#### The problem:
Report every line from the material that contains the word "牢记殷殷嘱托强化使命担当奋力开创新时代党办工作新局面".

#### Extracted information:
** BEGIN **
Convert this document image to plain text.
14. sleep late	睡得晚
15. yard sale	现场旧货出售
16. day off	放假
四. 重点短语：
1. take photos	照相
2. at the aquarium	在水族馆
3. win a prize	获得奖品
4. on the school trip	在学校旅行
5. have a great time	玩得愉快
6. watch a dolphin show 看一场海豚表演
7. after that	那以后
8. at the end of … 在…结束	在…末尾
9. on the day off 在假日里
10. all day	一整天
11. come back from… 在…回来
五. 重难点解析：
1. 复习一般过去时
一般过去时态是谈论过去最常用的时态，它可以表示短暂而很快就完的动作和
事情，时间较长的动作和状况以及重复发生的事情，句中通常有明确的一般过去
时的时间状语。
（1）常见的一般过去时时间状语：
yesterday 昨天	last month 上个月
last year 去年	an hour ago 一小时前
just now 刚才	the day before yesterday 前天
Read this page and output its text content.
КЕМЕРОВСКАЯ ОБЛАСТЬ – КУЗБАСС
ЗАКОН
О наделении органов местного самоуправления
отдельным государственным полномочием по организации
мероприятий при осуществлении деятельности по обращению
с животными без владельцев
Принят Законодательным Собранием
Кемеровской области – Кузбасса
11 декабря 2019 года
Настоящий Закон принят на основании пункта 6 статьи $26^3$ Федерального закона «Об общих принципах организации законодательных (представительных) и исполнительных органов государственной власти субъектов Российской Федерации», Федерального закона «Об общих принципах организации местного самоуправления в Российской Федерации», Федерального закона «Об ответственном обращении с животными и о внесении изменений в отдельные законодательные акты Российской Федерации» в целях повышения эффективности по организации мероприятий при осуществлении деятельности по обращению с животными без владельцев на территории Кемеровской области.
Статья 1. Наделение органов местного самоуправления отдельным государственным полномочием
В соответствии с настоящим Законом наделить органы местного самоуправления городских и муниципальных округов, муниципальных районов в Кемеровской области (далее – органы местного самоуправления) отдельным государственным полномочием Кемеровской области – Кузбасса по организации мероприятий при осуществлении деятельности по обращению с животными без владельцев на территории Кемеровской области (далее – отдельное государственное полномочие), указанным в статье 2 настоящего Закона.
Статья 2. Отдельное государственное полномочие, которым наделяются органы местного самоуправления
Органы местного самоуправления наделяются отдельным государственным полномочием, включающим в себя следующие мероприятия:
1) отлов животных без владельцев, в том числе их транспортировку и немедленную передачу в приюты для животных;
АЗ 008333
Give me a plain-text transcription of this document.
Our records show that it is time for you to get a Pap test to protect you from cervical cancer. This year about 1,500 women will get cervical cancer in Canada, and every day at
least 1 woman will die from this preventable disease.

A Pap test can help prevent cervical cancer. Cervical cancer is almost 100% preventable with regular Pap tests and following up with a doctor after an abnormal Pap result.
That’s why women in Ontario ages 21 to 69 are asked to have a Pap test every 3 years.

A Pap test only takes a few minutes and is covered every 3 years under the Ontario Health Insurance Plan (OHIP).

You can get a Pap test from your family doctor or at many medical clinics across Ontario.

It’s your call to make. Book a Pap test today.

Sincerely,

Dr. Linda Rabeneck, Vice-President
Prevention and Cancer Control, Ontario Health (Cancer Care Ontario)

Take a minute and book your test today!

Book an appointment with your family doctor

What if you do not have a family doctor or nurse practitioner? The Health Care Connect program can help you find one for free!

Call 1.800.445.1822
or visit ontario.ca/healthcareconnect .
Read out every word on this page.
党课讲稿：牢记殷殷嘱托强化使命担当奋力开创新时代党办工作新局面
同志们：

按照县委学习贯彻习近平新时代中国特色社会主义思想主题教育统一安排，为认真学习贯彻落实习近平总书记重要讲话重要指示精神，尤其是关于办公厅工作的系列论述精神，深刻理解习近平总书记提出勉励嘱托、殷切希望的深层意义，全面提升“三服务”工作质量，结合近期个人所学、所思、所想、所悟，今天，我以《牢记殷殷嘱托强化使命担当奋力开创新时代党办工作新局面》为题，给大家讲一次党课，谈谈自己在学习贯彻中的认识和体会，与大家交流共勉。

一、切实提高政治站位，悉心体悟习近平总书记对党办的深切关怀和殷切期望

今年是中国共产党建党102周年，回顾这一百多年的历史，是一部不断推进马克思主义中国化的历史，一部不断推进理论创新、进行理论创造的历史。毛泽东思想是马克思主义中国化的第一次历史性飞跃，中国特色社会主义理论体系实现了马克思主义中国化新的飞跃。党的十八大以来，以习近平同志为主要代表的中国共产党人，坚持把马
** END **
#### Answer in full:
党课讲稿：牢记殷殷嘱托强化使命担当奋力开创新时代党办工作新局面
按照县委学习贯彻习近平新时代中国特色社会主义思想主题教育统一安排，为认真学习贯彻落实习近平总书记重要讲话重要指示精神，尤其是关于办公厅工作的系列论述精神，深刻理解习近平总书记提出勉励嘱托、殷切希望的深层意义，全面提升“三服务”工作质量，结合近期个人所学、所思、所想、所悟，今天，我以《牢记殷殷嘱托强化使命担当奋力开创新时代党办工作新局面》为题，给大家讲一次党课，谈谈自己在学习贯彻中的认识和体会，与大家交流共勉。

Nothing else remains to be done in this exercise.